* BEGIN Given data *

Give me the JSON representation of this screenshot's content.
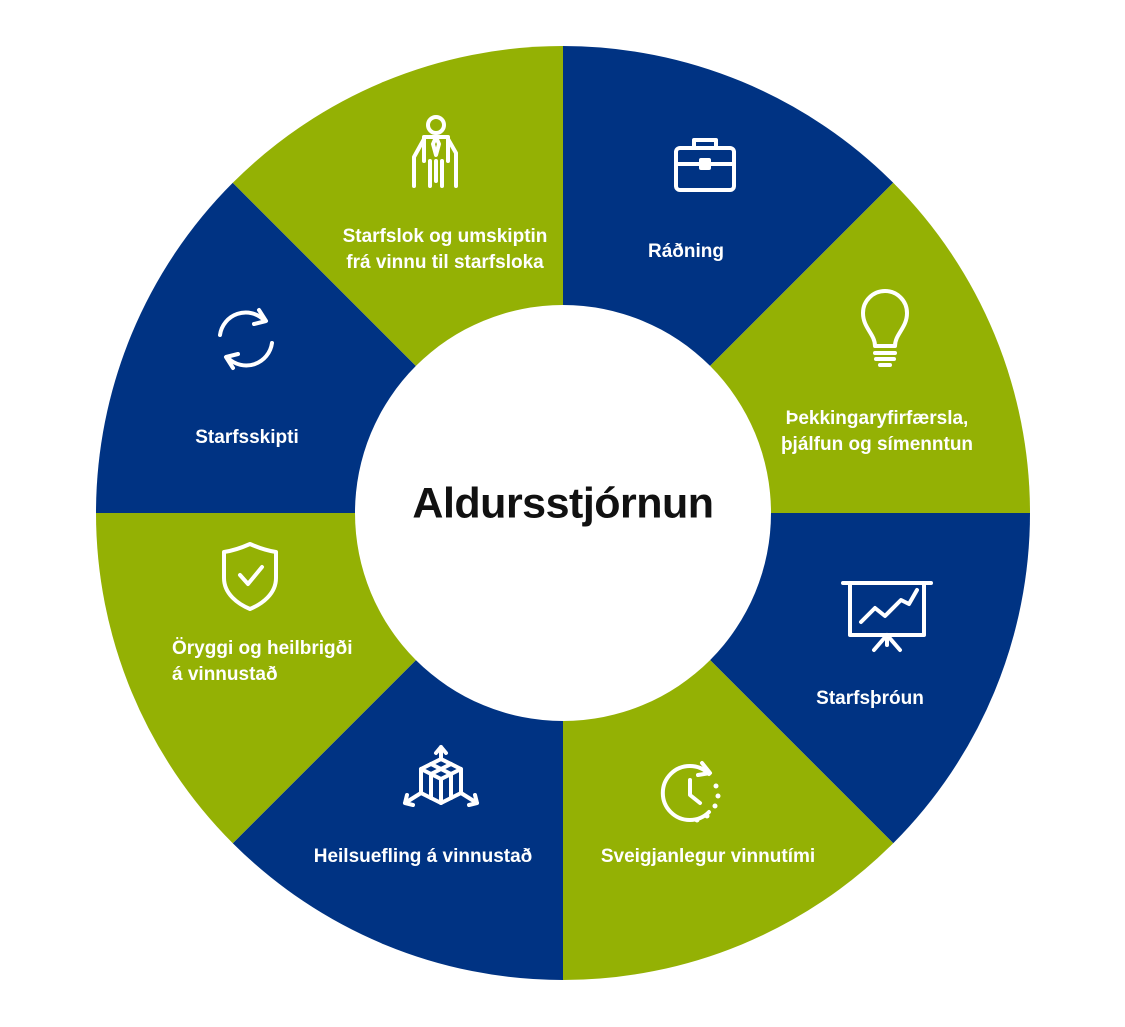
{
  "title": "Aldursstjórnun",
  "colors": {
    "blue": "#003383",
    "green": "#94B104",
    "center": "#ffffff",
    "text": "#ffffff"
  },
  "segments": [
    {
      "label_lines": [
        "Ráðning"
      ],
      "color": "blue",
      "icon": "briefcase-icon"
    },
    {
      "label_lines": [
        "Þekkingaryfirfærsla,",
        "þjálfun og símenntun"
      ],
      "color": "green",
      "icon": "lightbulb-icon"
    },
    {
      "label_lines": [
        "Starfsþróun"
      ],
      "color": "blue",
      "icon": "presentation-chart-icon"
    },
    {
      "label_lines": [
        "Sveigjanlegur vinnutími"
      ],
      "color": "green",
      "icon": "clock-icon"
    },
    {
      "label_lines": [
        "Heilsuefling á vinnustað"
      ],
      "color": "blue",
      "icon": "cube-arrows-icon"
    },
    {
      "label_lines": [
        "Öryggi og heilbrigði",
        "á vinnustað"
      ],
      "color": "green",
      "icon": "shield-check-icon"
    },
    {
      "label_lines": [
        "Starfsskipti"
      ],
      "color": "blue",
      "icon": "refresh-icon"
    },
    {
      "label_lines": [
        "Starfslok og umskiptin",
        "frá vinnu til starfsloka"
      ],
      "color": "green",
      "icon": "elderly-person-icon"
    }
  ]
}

* END Given data *

How many lines of the data hold the string "vinnustað"? Reply with the number alone.

2